— Begin RECORDS FOR PROCESSING —

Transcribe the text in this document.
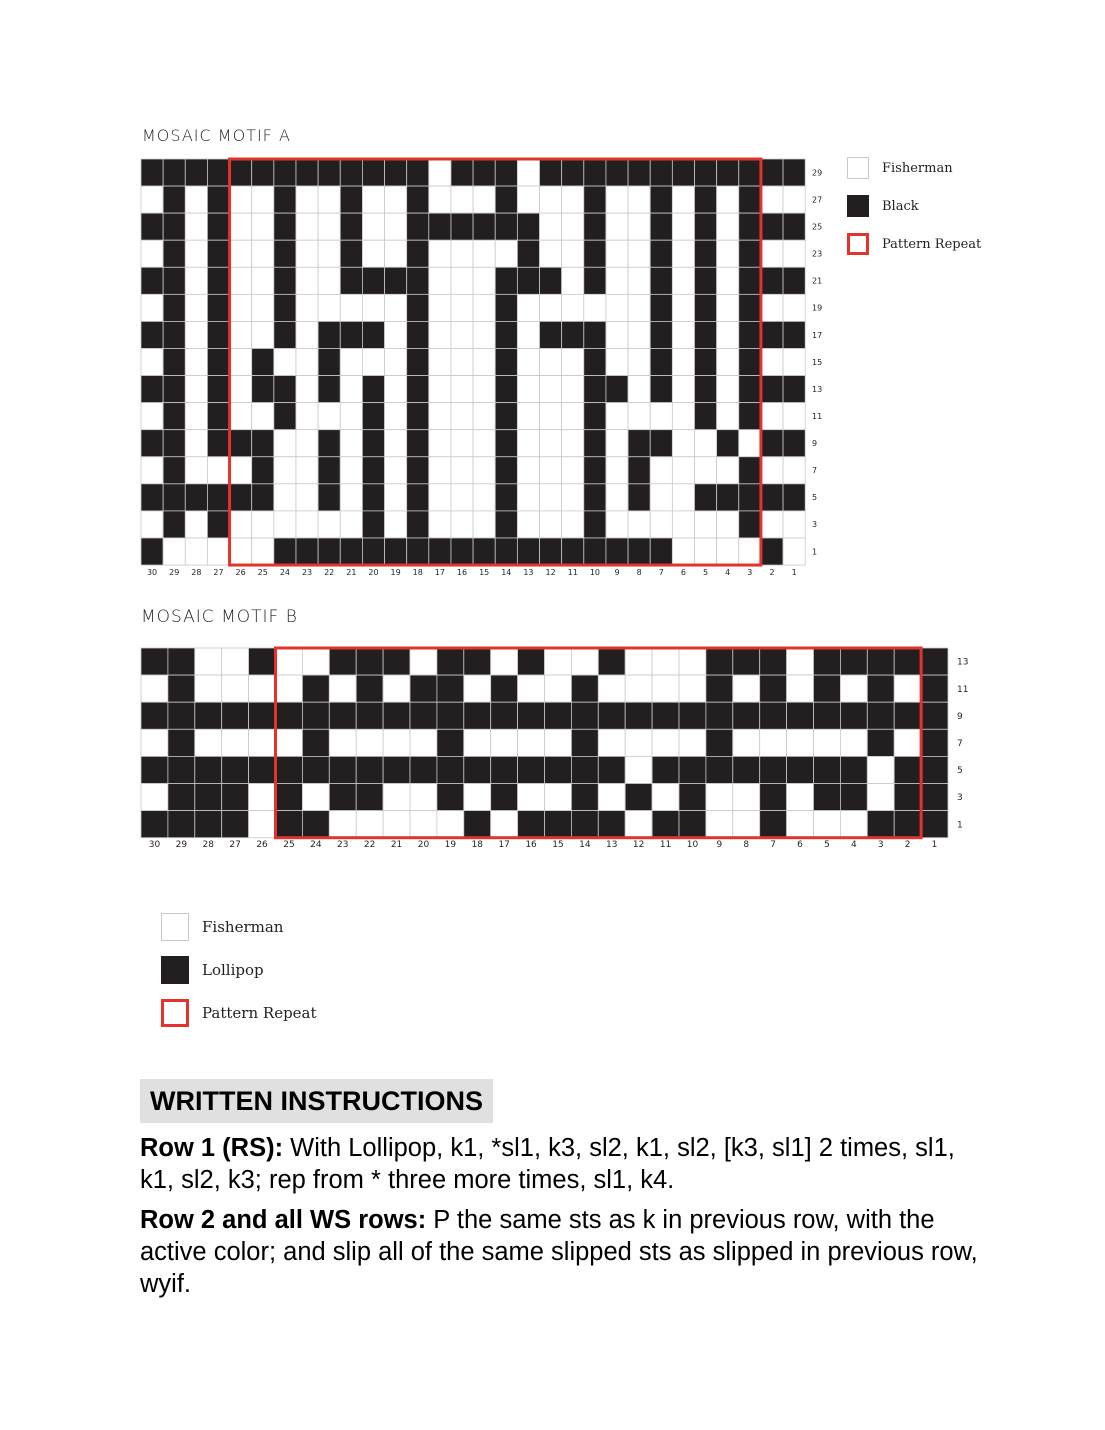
MOSAIC MOTIF A
MOSAIC MOTIF B
29
27
25
23
21
19
17
15
13
11
9
7
5
3
1
30 29 28 27 26 25 24 23 22 21 20 19 18 17 16 15 14 13 12 11 10 9 8 7 6 5 4 3 2 1
13
11
9
7
5
3
1
30 29 28 27 26 25 24 23 22 21 20 19 18 17 16 15 14 13 12 11 10 9 8 7 6 5 4 3 2 1
Fisherman
Black
Pattern Repeat
Fisherman
Lollipop
Pattern Repeat
WRITTEN INSTRUCTIONS
Row 1 (RS): With Lollipop, k1, *sl1, k3, sl2, k1, sl2, [k3, sl1] 2 times, sl1, k1, sl2, k3; rep from * three more times, sl1, k4.
Row 2 and all WS rows: P the same sts as k in previous row, with the active color; and slip all of the same slipped sts as slipped in previous row, wyif.
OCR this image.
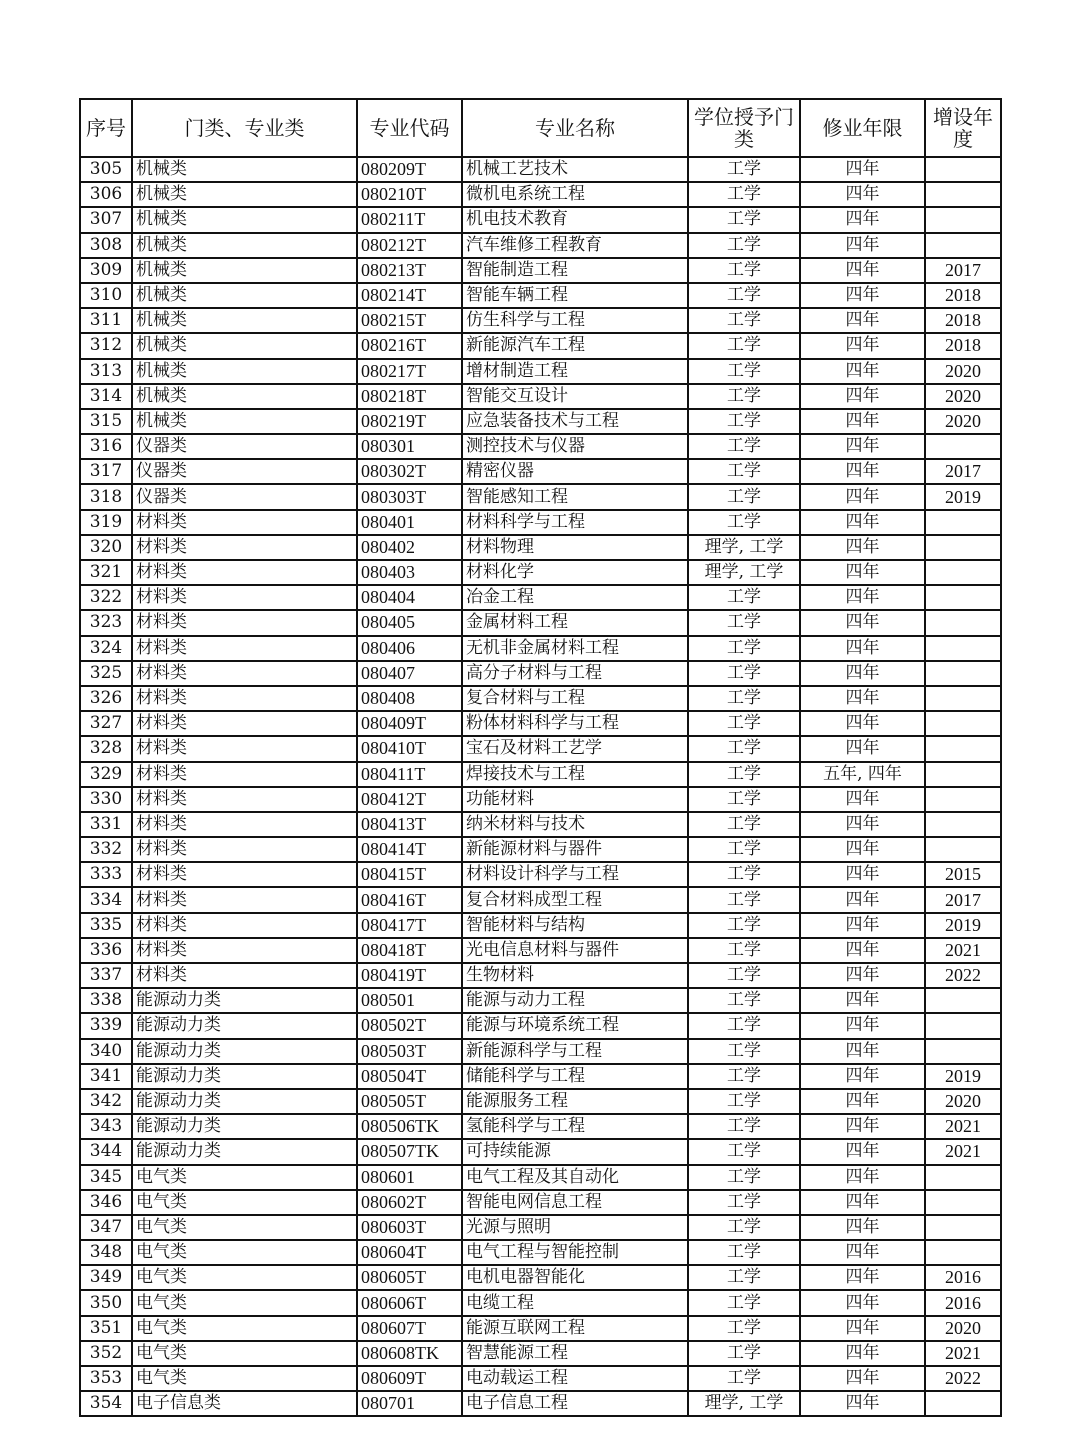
序号	门类、专业类	专业代码	专业名称	学位授予门类	修业年限	增设年度
305	机械类	080209T	机械工艺技术	工学	四年	
306	机械类	080210T	微机电系统工程	工学	四年	
307	机械类	080211T	机电技术教育	工学	四年	
308	机械类	080212T	汽车维修工程教育	工学	四年	
309	机械类	080213T	智能制造工程	工学	四年	2017
310	机械类	080214T	智能车辆工程	工学	四年	2018
311	机械类	080215T	仿生科学与工程	工学	四年	2018
312	机械类	080216T	新能源汽车工程	工学	四年	2018
313	机械类	080217T	增材制造工程	工学	四年	2020
314	机械类	080218T	智能交互设计	工学	四年	2020
315	机械类	080219T	应急装备技术与工程	工学	四年	2020
316	仪器类	080301	测控技术与仪器	工学	四年	
317	仪器类	080302T	精密仪器	工学	四年	2017
318	仪器类	080303T	智能感知工程	工学	四年	2019
319	材料类	080401	材料科学与工程	工学	四年	
320	材料类	080402	材料物理	理学, 工学	四年	
321	材料类	080403	材料化学	理学, 工学	四年	
322	材料类	080404	冶金工程	工学	四年	
323	材料类	080405	金属材料工程	工学	四年	
324	材料类	080406	无机非金属材料工程	工学	四年	
325	材料类	080407	高分子材料与工程	工学	四年	
326	材料类	080408	复合材料与工程	工学	四年	
327	材料类	080409T	粉体材料科学与工程	工学	四年	
328	材料类	080410T	宝石及材料工艺学	工学	四年	
329	材料类	080411T	焊接技术与工程	工学	五年, 四年	
330	材料类	080412T	功能材料	工学	四年	
331	材料类	080413T	纳米材料与技术	工学	四年	
332	材料类	080414T	新能源材料与器件	工学	四年	
333	材料类	080415T	材料设计科学与工程	工学	四年	2015
334	材料类	080416T	复合材料成型工程	工学	四年	2017
335	材料类	080417T	智能材料与结构	工学	四年	2019
336	材料类	080418T	光电信息材料与器件	工学	四年	2021
337	材料类	080419T	生物材料	工学	四年	2022
338	能源动力类	080501	能源与动力工程	工学	四年	
339	能源动力类	080502T	能源与环境系统工程	工学	四年	
340	能源动力类	080503T	新能源科学与工程	工学	四年	
341	能源动力类	080504T	储能科学与工程	工学	四年	2019
342	能源动力类	080505T	能源服务工程	工学	四年	2020
343	能源动力类	080506TK	氢能科学与工程	工学	四年	2021
344	能源动力类	080507TK	可持续能源	工学	四年	2021
345	电气类	080601	电气工程及其自动化	工学	四年	
346	电气类	080602T	智能电网信息工程	工学	四年	
347	电气类	080603T	光源与照明	工学	四年	
348	电气类	080604T	电气工程与智能控制	工学	四年	
349	电气类	080605T	电机电器智能化	工学	四年	2016
350	电气类	080606T	电缆工程	工学	四年	2016
351	电气类	080607T	能源互联网工程	工学	四年	2020
352	电气类	080608TK	智慧能源工程	工学	四年	2021
353	电气类	080609T	电动载运工程	工学	四年	2022
354	电子信息类	080701	电子信息工程	理学, 工学	四年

— End RECORDS FOR PROCESSING —

→ **EXERCISE DETAILS**
Would you return the data exactly as written, without the pictures?

→ **COMPLETE RESPONSE**
Transcribe the text in this document.
MOSAIC MOTIF A
MOSAIC MOTIF B
29
27
25
23
21
19
17
15
13
11
9
7
5
3
1
30 29 28 27 26 25 24 23 22 21 20 19 18 17 16 15 14 13 12 11 10 9 8 7 6 5 4 3 2 1
13
11
9
7
5
3
1
30 29 28 27 26 25 24 23 22 21 20 19 18 17 16 15 14 13 12 11 10 9 8 7 6 5 4 3 2 1
Fisherman
Black
Pattern Repeat
Fisherman
Lollipop
Pattern Repeat
WRITTEN INSTRUCTIONS
Row 1 (RS): With Lollipop, k1, *sl1, k3, sl2, k1, sl2, [k3, sl1] 2 times, sl1, k1, sl2, k3; rep from * three more times, sl1, k4.
Row 2 and all WS rows: P the same sts as k in previous row, with the active color; and slip all of the same slipped sts as slipped in previous row, wyif.
OCR this image.
序号	门类、专业类	专业代码	专业名称	学位授予门类	修业年限	增设年度
305	机械类	080209T	机械工艺技术	工学	四年	
306	机械类	080210T	微机电系统工程	工学	四年	
307	机械类	080211T	机电技术教育	工学	四年	
308	机械类	080212T	汽车维修工程教育	工学	四年	
309	机械类	080213T	智能制造工程	工学	四年	2017
310	机械类	080214T	智能车辆工程	工学	四年	2018
311	机械类	080215T	仿生科学与工程	工学	四年	2018
312	机械类	080216T	新能源汽车工程	工学	四年	2018
313	机械类	080217T	增材制造工程	工学	四年	2020
314	机械类	080218T	智能交互设计	工学	四年	2020
315	机械类	080219T	应急装备技术与工程	工学	四年	2020
316	仪器类	080301	测控技术与仪器	工学	四年	
317	仪器类	080302T	精密仪器	工学	四年	2017
318	仪器类	080303T	智能感知工程	工学	四年	2019
319	材料类	080401	材料科学与工程	工学	四年	
320	材料类	080402	材料物理	理学, 工学	四年	
321	材料类	080403	材料化学	理学, 工学	四年	
322	材料类	080404	冶金工程	工学	四年	
323	材料类	080405	金属材料工程	工学	四年	
324	材料类	080406	无机非金属材料工程	工学	四年	
325	材料类	080407	高分子材料与工程	工学	四年	
326	材料类	080408	复合材料与工程	工学	四年	
327	材料类	080409T	粉体材料科学与工程	工学	四年	
328	材料类	080410T	宝石及材料工艺学	工学	四年	
329	材料类	080411T	焊接技术与工程	工学	五年, 四年	
330	材料类	080412T	功能材料	工学	四年	
331	材料类	080413T	纳米材料与技术	工学	四年	
332	材料类	080414T	新能源材料与器件	工学	四年	
333	材料类	080415T	材料设计科学与工程	工学	四年	2015
334	材料类	080416T	复合材料成型工程	工学	四年	2017
335	材料类	080417T	智能材料与结构	工学	四年	2019
336	材料类	080418T	光电信息材料与器件	工学	四年	2021
337	材料类	080419T	生物材料	工学	四年	2022
338	能源动力类	080501	能源与动力工程	工学	四年	
339	能源动力类	080502T	能源与环境系统工程	工学	四年	
340	能源动力类	080503T	新能源科学与工程	工学	四年	
341	能源动力类	080504T	储能科学与工程	工学	四年	2019
342	能源动力类	080505T	能源服务工程	工学	四年	2020
343	能源动力类	080506TK	氢能科学与工程	工学	四年	2021
344	能源动力类	080507TK	可持续能源	工学	四年	2021
345	电气类	080601	电气工程及其自动化	工学	四年	
346	电气类	080602T	智能电网信息工程	工学	四年	
347	电气类	080603T	光源与照明	工学	四年	
348	电气类	080604T	电气工程与智能控制	工学	四年	
349	电气类	080605T	电机电器智能化	工学	四年	2016
350	电气类	080606T	电缆工程	工学	四年	2016
351	电气类	080607T	能源互联网工程	工学	四年	2020
352	电气类	080608TK	智慧能源工程	工学	四年	2021
353	电气类	080609T	电动载运工程	工学	四年	2022
354	电子信息类	080701	电子信息工程	理学, 工学	四年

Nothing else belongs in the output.